» What you should do
Check each line of the records below and collect those that include the word "JSON".

═══ Data for this exercise ═══

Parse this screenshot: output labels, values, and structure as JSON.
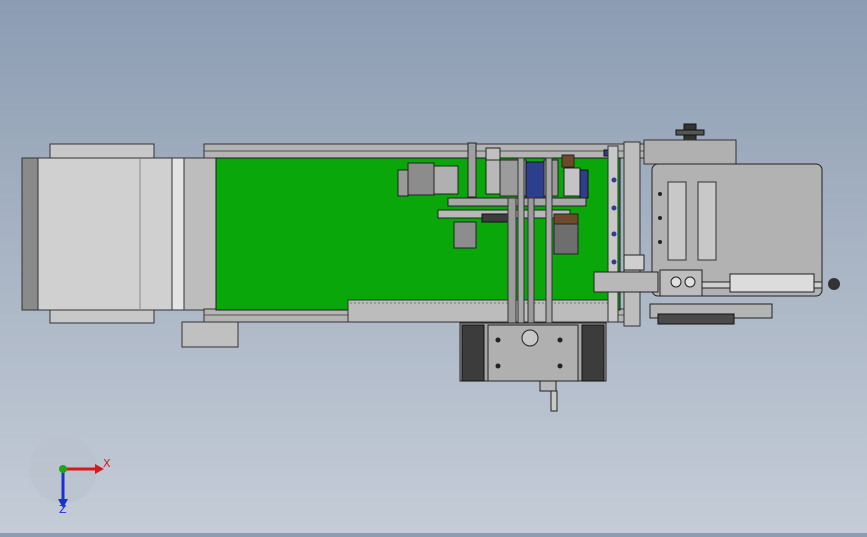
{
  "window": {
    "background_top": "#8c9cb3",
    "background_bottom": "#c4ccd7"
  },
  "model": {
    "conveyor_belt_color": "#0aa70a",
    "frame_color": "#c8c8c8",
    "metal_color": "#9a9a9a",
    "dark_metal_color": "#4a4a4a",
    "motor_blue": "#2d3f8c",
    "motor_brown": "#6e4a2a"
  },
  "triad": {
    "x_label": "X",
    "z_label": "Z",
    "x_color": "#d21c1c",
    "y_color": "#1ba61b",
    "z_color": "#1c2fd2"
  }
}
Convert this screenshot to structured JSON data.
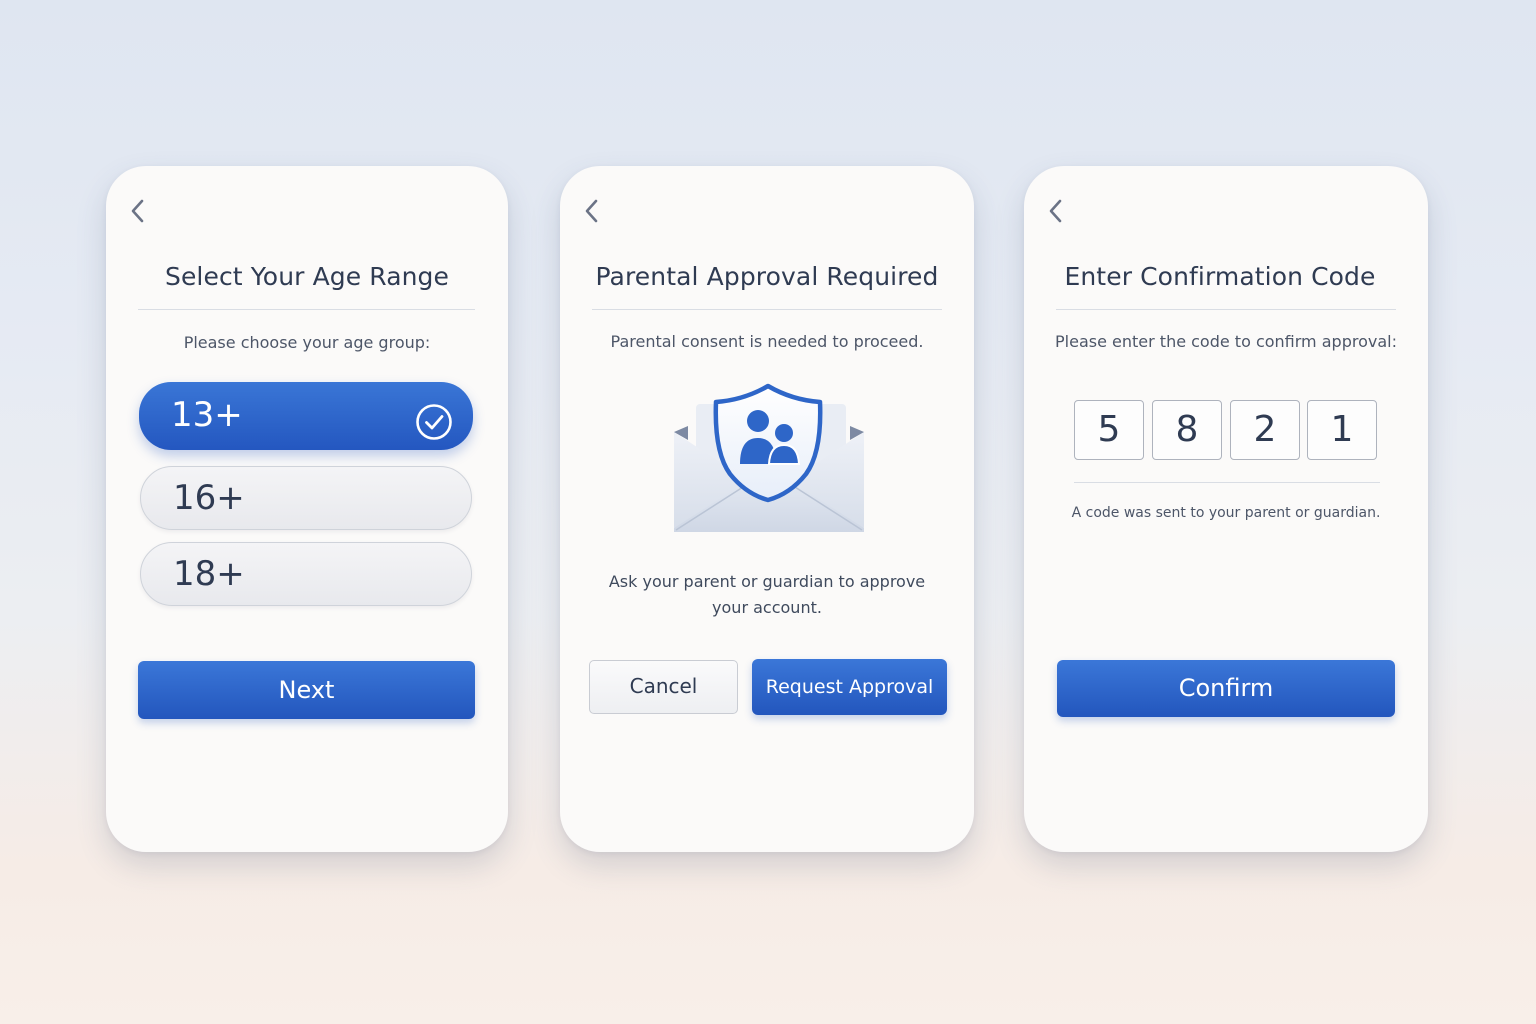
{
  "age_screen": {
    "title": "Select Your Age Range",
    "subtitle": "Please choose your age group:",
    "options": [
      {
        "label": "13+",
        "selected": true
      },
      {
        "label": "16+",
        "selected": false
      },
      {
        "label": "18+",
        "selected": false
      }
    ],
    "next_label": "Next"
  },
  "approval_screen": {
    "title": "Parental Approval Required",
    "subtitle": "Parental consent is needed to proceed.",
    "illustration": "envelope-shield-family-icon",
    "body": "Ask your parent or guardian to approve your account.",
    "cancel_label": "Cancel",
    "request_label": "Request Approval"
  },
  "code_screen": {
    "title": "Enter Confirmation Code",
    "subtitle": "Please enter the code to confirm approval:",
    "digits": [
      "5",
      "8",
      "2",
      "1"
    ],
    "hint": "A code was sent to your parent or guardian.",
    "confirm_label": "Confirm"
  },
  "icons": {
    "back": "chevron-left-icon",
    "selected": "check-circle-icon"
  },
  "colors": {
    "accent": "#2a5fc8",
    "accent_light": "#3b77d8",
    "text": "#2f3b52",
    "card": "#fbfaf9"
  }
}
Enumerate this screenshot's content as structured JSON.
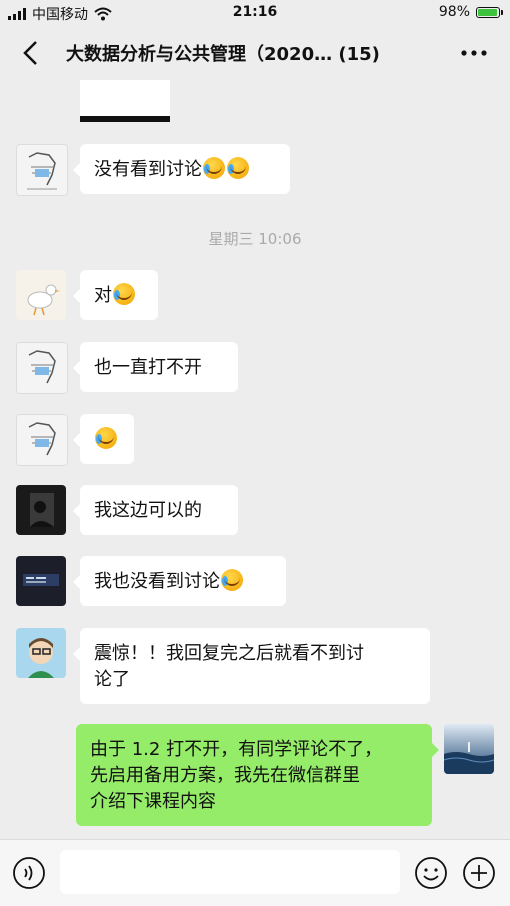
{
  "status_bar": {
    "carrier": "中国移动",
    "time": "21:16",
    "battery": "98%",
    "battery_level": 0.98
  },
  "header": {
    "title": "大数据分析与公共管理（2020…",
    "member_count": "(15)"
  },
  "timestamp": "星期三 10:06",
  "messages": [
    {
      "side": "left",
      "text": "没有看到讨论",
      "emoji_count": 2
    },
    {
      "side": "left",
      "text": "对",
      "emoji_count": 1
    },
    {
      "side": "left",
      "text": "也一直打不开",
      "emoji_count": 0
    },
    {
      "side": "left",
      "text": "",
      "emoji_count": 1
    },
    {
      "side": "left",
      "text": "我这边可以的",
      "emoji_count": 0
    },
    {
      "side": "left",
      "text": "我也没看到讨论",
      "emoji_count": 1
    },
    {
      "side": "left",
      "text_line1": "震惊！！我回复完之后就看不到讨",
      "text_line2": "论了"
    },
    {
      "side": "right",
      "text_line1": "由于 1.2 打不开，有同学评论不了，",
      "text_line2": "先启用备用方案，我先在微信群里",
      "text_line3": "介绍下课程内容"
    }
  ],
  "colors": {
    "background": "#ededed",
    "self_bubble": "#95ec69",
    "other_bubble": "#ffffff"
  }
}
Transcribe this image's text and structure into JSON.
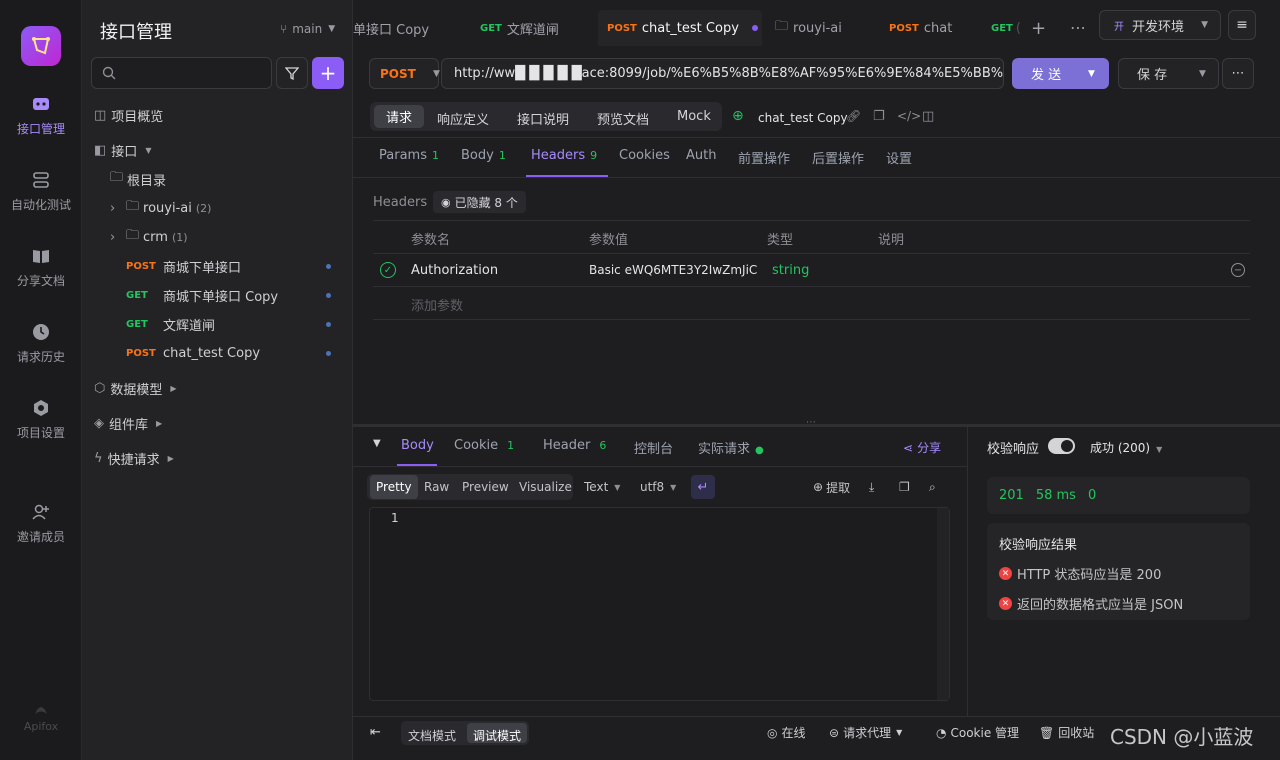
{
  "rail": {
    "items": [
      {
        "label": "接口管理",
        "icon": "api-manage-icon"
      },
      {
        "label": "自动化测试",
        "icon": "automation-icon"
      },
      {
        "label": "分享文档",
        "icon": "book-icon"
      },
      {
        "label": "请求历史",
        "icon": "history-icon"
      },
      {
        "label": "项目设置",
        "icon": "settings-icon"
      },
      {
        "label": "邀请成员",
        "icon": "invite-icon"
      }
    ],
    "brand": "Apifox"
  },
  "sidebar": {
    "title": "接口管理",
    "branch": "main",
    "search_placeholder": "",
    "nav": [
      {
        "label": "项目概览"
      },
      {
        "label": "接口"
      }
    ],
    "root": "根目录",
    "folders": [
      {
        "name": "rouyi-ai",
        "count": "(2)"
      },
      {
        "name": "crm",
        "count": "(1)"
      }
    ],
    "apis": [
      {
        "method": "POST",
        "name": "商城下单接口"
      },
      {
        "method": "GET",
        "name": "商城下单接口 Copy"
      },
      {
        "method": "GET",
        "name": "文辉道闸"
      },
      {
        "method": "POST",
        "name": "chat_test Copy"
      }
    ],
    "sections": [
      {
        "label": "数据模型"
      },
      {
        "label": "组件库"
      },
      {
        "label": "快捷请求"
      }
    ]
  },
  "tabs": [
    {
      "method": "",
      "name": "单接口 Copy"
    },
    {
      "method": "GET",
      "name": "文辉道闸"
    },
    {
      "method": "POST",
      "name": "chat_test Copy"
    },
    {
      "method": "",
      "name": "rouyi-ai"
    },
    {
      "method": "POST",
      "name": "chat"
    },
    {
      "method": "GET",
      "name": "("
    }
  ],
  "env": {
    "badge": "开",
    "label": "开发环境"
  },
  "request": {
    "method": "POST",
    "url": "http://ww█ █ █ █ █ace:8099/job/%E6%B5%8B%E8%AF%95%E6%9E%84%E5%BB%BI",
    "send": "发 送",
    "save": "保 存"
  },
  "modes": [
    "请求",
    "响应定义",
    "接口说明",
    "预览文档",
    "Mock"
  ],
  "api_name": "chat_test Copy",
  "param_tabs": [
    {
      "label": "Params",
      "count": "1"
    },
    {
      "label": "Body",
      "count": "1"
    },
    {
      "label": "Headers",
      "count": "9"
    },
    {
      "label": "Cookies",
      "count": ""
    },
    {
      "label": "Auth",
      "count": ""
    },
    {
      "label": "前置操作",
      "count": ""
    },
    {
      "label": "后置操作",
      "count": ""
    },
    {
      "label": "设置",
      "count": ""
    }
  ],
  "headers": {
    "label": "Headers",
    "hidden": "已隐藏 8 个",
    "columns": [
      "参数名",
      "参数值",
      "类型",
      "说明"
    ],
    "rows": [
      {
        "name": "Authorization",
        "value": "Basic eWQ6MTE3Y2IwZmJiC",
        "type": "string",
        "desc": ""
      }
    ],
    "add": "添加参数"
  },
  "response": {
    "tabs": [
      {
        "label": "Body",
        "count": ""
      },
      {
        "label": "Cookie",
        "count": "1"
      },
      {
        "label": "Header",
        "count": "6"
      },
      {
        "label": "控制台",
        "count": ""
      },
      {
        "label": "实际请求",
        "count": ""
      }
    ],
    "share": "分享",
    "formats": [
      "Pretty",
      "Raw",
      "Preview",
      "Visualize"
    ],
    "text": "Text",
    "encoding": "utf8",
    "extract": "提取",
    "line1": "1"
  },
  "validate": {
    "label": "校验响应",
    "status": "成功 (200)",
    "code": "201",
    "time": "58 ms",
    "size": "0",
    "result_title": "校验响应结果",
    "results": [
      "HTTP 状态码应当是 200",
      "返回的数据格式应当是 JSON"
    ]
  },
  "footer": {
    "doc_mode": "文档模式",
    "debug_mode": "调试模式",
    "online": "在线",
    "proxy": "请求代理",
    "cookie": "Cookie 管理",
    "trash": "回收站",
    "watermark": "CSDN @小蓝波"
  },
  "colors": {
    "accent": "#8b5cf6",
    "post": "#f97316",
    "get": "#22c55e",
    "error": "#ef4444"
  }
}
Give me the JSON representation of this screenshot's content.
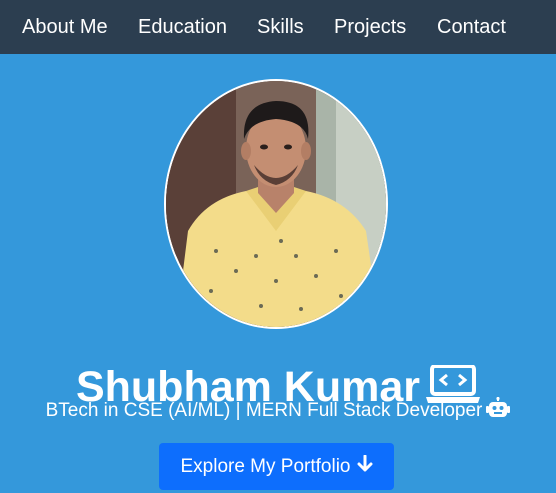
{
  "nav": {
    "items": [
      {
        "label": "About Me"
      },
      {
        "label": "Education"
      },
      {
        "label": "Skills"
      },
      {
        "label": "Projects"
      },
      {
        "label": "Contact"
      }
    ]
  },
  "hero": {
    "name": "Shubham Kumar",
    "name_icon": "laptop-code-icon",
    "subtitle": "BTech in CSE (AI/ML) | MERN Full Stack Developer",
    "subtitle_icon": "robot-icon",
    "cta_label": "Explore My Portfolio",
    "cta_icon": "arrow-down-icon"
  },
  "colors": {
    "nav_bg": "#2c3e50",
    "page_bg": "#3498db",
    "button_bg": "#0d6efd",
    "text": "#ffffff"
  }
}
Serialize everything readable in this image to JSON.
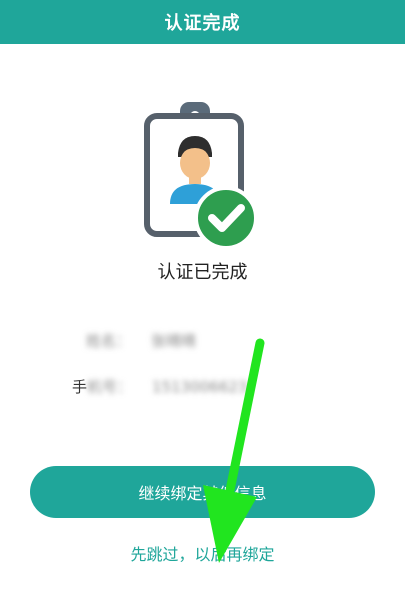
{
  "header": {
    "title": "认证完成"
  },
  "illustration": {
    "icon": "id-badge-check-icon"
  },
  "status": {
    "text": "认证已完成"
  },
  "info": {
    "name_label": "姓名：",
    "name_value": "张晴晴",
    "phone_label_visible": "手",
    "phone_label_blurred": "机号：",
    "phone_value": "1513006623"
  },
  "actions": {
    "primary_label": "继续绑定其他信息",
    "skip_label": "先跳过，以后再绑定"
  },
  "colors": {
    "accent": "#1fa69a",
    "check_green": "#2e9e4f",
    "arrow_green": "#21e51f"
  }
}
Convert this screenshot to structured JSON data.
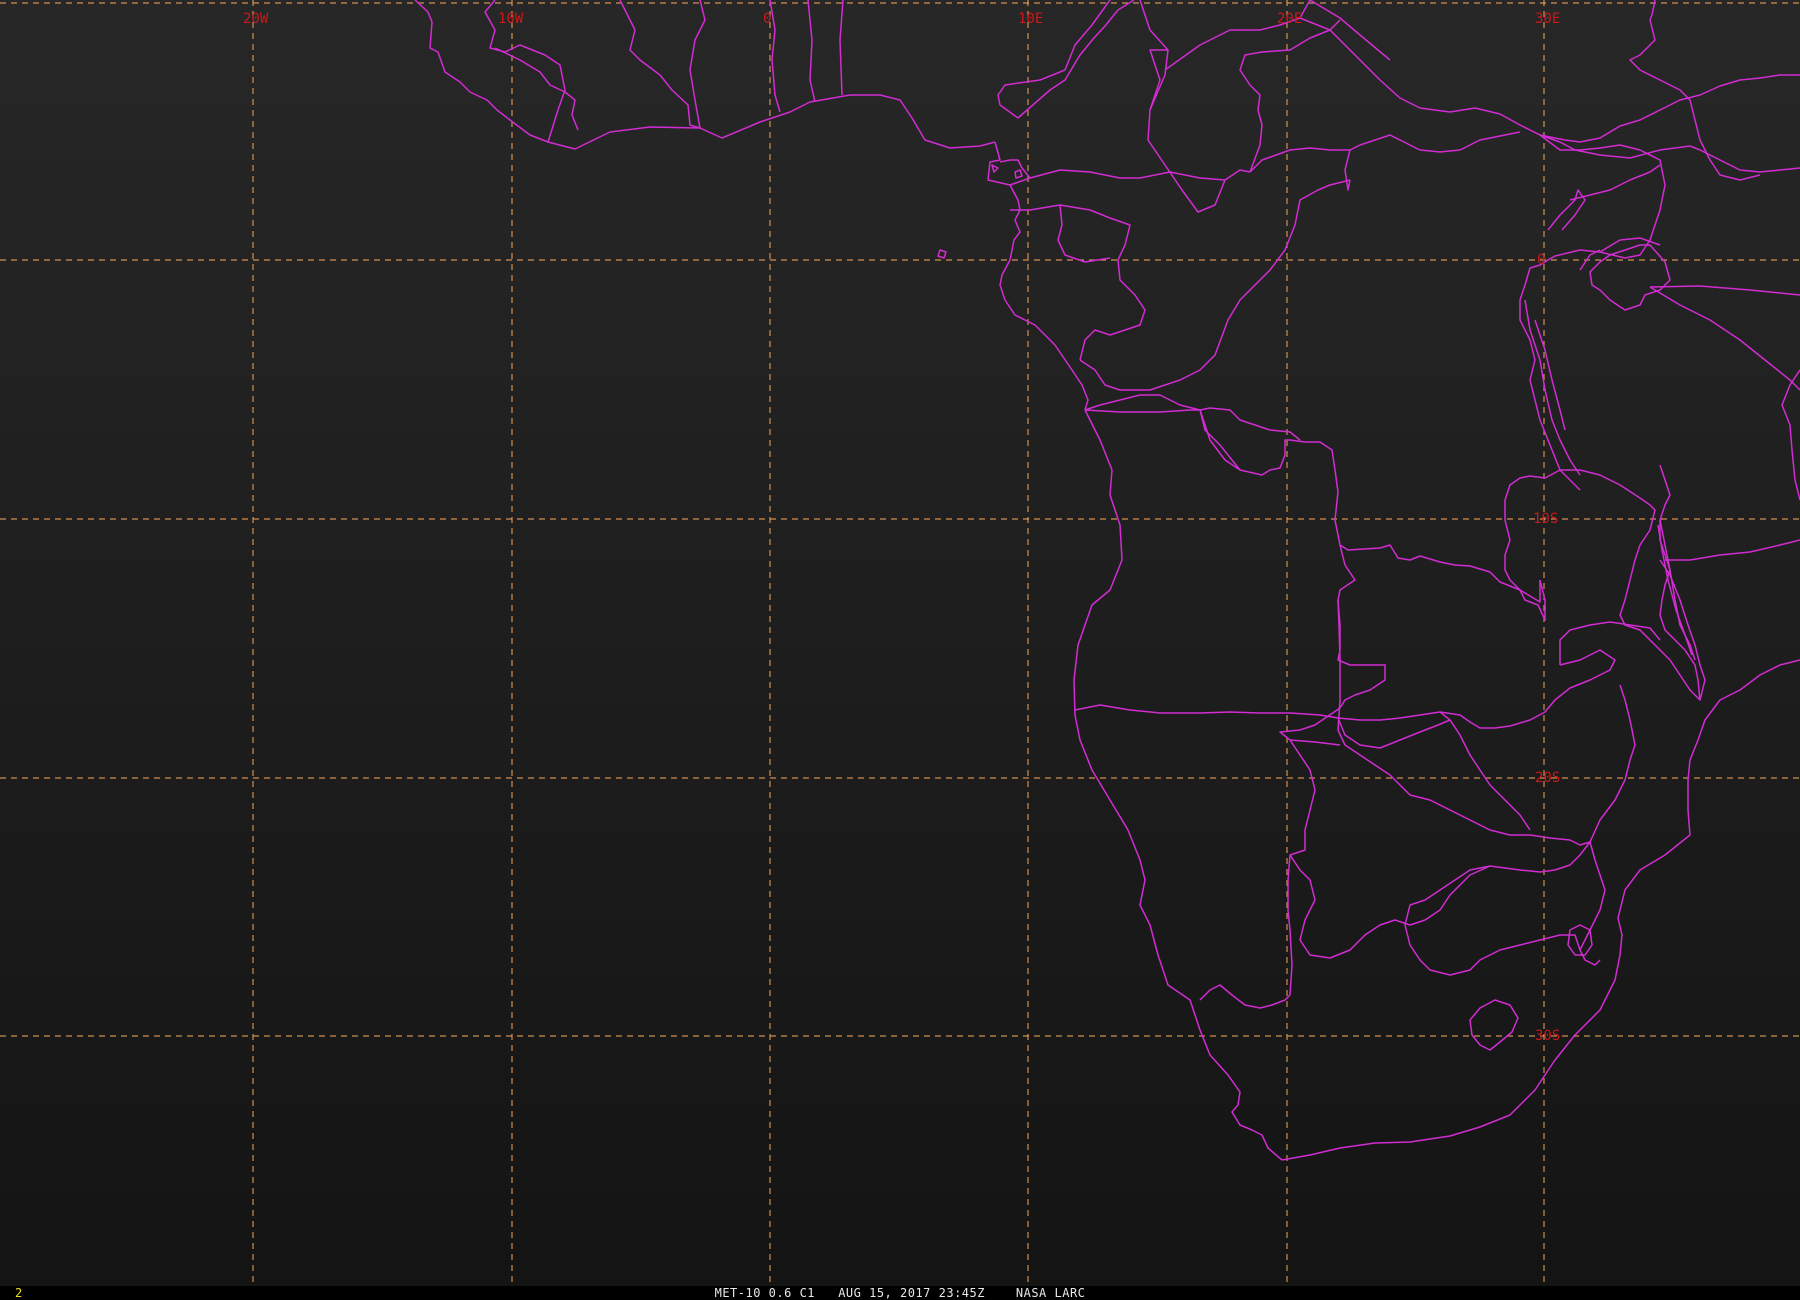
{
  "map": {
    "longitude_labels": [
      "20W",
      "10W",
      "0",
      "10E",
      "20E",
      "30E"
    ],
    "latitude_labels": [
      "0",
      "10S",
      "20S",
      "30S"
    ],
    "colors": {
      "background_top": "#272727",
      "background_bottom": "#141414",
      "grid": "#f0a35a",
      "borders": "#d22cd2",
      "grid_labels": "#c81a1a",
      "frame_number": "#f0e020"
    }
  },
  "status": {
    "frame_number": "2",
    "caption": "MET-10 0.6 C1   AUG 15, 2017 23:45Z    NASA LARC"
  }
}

═══

» Full answer
Parse this screenshot: output labels, values, and structure as JSON.
Convert this screenshot to structured JSON data.
Enumerate this screenshot's content as structured JSON.
Transcribe this image's text and structure into JSON.
      "返回的数据格式应当是 JSON"
Give me the JSON representation of this screenshot's content.
Serialize everything readable in this image to JSON.
Convert this screenshot to structured JSON data.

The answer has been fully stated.